■ Your tasks
**1)** In the blog post on angles, what is the effective angle between each Oxygen atom and the next-closest Oxygen atom in frozen water's lattice?
**2)** Transcribe the blog post on angles word for word, starting with "Angles Part 1: Freezing, Melting, Plants" and going on through "rainbows for Matt.)".

■ Extract provided
Thursday, October 16, 2008

Angles Part 1: Freezing, Melting, Plants and Kristin’s Question

Over the last several days, I’ve been thinking about angles, specifically 2 angles. The first angle is 109.5 degrees, and the second is somewhere around 45 degrees. I want to explain both, but suspect it may take 2 posts to do so. And here’s the deal: Saturday morning I fly to Europe for almost 2 weeks, for work and then a few days vacation with Awesome Wife. So I’ll post about the 109.5 degrees today, and may end up blogging about 45 degrees on the plane.

A Bit About Comments

But first, a comment on a comment. I rarely get comments on this blog, and I suspect that’s for 1 of 3 reasons.

1) People are shy. They don’t see a lot of other comments, and also maybe are afraid of not looking smart and of me coming back all kind of snotty and science know-it-all. (kind of like I was when I did that post about rainbows for Matt.)

2) People just aren’t very interested in the stuff I blog about.

3) Pretty much no one reads my blog. (Oh, maybe that’s it!)

IMG_7037 So when I get a comment, I notice it. A couple days ago my coworker Kristin posted a comment asking about why the recent snowfall was lingering longer on the recently-burnt lower slopes of Lone Peak. My first reaction was, “Hey, this isn’t like a call-in radio show, where I just take random questions…” But then I thought: I go to all this effort and research to do this blog, and pretty much no one ever reads it, so if I actually have a reader who’s engaged and interested and constructively comments, maybe I should get off my high horse and try and answer her question.

So Kristin, I’m going to answer your question, but I’m going to get there by talking about 109.5 degrees.

All About Ice

ice digram1 Everybody knows that every molecule of water has 2 Hydrogen and 1 Oxygen atoms. And everybody knows that when it gets cold, water freezes. (Of course, I thought everybody knew how a rainbow works, so what do I know? There I go again, getting all kind of snotty…) But what not everybody knows is that when water molecules freeze, they get locked into a 3-dimensional hexagonal lattice. They freeze up this way because of the angles between the atoms in crystalline form. (Explaining exactly how this works at a molecular level is a little complicated- see here for details and graphics.) In the lattice, the corner positions of every individual hexagon are occupied by Oxygen atoms, and the Hydrogen atoms comprise the sides. And the effective angle between every Oxygen atom and the next-closest Oxygen atom is…. you got it- 109.5 degrees.

■ Entries supplied

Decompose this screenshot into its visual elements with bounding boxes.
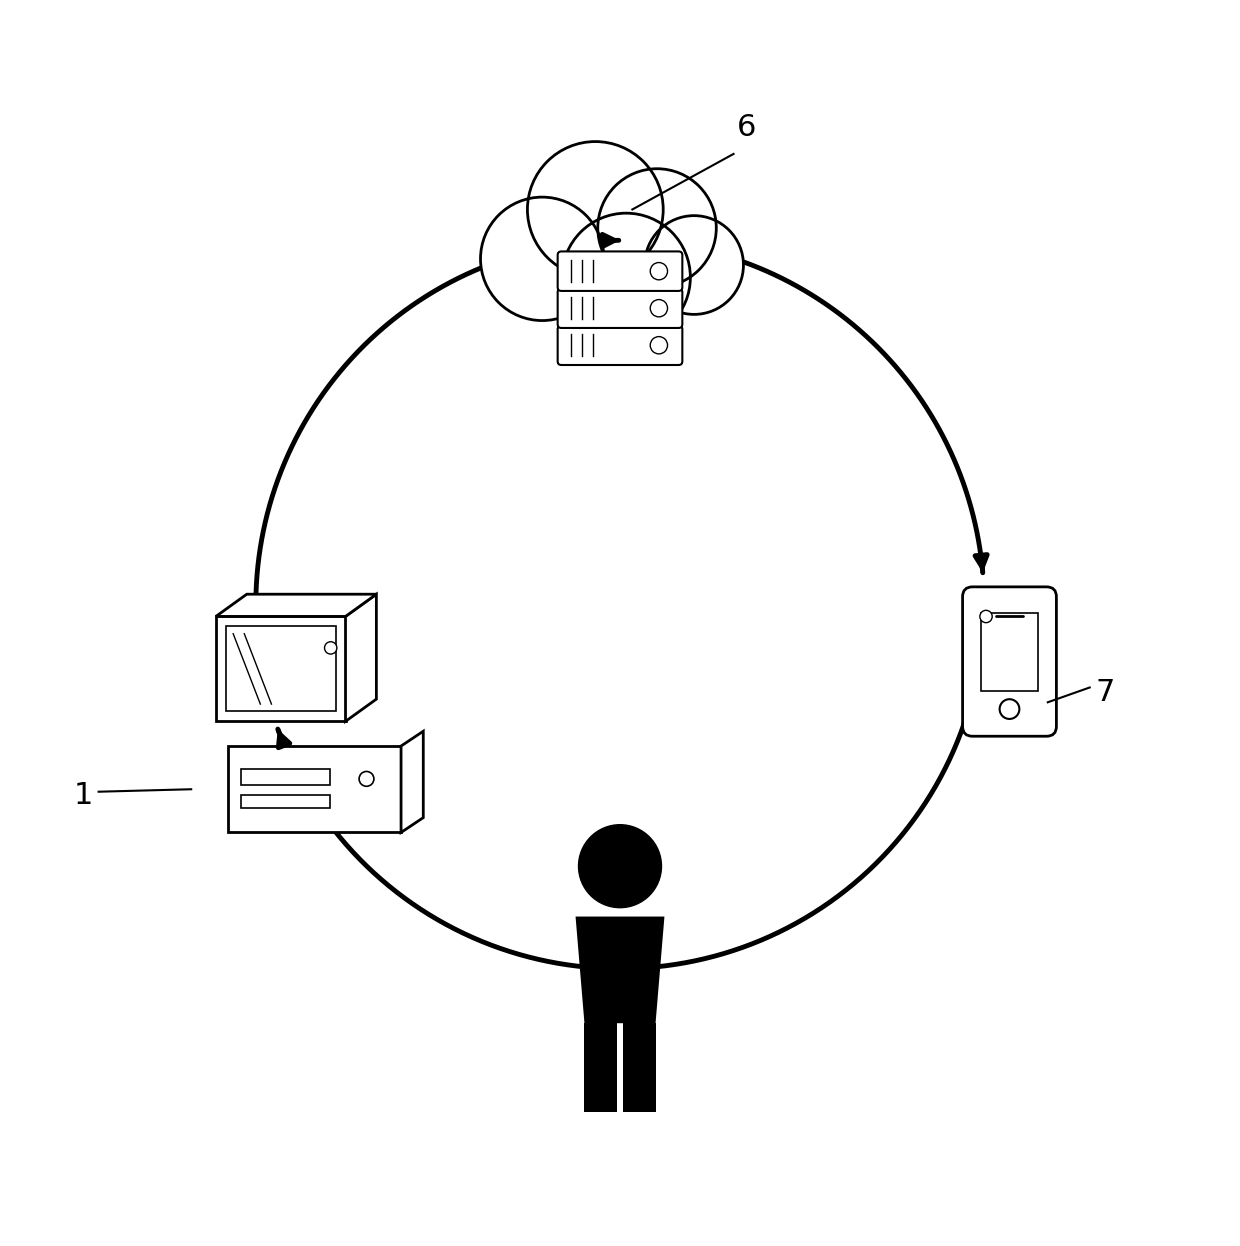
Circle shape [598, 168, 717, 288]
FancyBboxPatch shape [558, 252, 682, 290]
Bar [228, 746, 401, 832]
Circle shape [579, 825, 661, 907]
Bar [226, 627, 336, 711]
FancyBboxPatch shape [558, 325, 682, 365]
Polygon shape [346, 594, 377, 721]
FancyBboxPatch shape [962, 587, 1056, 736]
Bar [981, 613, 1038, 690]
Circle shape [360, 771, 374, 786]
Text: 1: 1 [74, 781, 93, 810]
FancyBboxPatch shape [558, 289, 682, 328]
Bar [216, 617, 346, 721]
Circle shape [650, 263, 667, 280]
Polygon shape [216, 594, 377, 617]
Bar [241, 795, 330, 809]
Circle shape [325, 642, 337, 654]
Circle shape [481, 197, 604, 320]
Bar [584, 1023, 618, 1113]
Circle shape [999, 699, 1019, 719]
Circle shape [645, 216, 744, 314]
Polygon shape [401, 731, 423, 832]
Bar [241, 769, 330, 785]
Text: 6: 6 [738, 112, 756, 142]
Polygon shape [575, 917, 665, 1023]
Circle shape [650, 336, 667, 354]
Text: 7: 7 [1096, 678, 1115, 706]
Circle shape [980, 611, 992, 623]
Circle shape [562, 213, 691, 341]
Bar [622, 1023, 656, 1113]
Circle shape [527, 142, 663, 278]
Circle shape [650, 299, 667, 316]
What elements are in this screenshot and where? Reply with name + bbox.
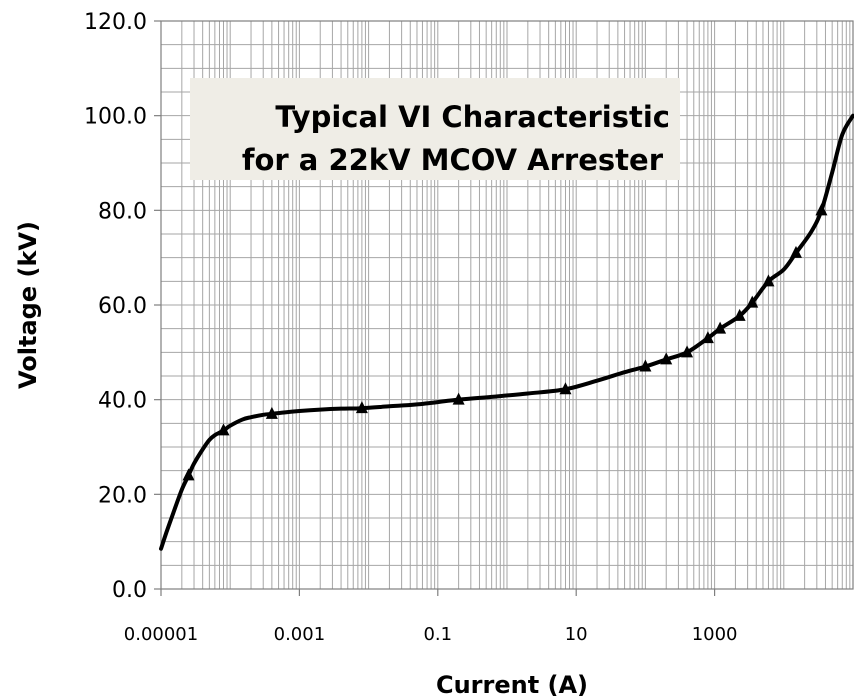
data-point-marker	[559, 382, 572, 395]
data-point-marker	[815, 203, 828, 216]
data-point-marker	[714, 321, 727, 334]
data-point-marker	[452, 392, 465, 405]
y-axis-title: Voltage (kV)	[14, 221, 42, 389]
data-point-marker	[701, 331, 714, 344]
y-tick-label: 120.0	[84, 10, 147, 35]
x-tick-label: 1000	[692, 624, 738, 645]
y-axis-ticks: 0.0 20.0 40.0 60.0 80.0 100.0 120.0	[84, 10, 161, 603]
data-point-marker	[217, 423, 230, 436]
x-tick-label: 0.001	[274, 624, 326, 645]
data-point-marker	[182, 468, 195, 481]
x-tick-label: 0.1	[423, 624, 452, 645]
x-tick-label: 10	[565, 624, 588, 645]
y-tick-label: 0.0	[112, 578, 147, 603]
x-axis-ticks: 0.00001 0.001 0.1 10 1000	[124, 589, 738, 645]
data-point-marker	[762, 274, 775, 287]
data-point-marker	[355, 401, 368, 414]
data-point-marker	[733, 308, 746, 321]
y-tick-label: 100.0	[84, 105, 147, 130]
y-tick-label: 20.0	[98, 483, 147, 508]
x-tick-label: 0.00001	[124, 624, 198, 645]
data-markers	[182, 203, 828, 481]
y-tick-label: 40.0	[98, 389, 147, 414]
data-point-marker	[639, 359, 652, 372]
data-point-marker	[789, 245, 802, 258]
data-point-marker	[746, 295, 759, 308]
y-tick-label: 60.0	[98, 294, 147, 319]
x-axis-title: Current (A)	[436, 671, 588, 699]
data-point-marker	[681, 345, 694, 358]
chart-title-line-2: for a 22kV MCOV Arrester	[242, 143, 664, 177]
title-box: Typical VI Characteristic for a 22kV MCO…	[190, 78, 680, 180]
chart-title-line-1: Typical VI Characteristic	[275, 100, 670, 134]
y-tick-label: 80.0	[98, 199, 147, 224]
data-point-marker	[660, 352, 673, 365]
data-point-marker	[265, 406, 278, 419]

■ Task-by-task answers
**1)** 109.5 degrees.

**2)**
Angles Part 1: Freezing, Melting, Plants and Kristin’s Question

Over the last several days, I’ve been thinking about angles, specifically 2 angles. The first angle is 109.5 degrees, and the second is somewhere around 45 degrees. I want to explain both, but suspect it may take 2 posts to do so. And here’s the deal: Saturday morning I fly to Europe for almost 2 weeks, for work and then a few days vacation with Awesome Wife. So I’ll post about the 109.5 degrees today, and may end up blogging about 45 degrees on the plane.

A Bit About Comments

But first, a comment on a comment. I rarely get comments on this blog, and I suspect that’s for 1 of 3 reasons.

1) People are shy. They don’t see a lot of other comments, and also maybe are afraid of not looking smart and of me coming back all kind of snotty and science know-it-all. (kind of like I was when I did that post about rainbows for Matt.)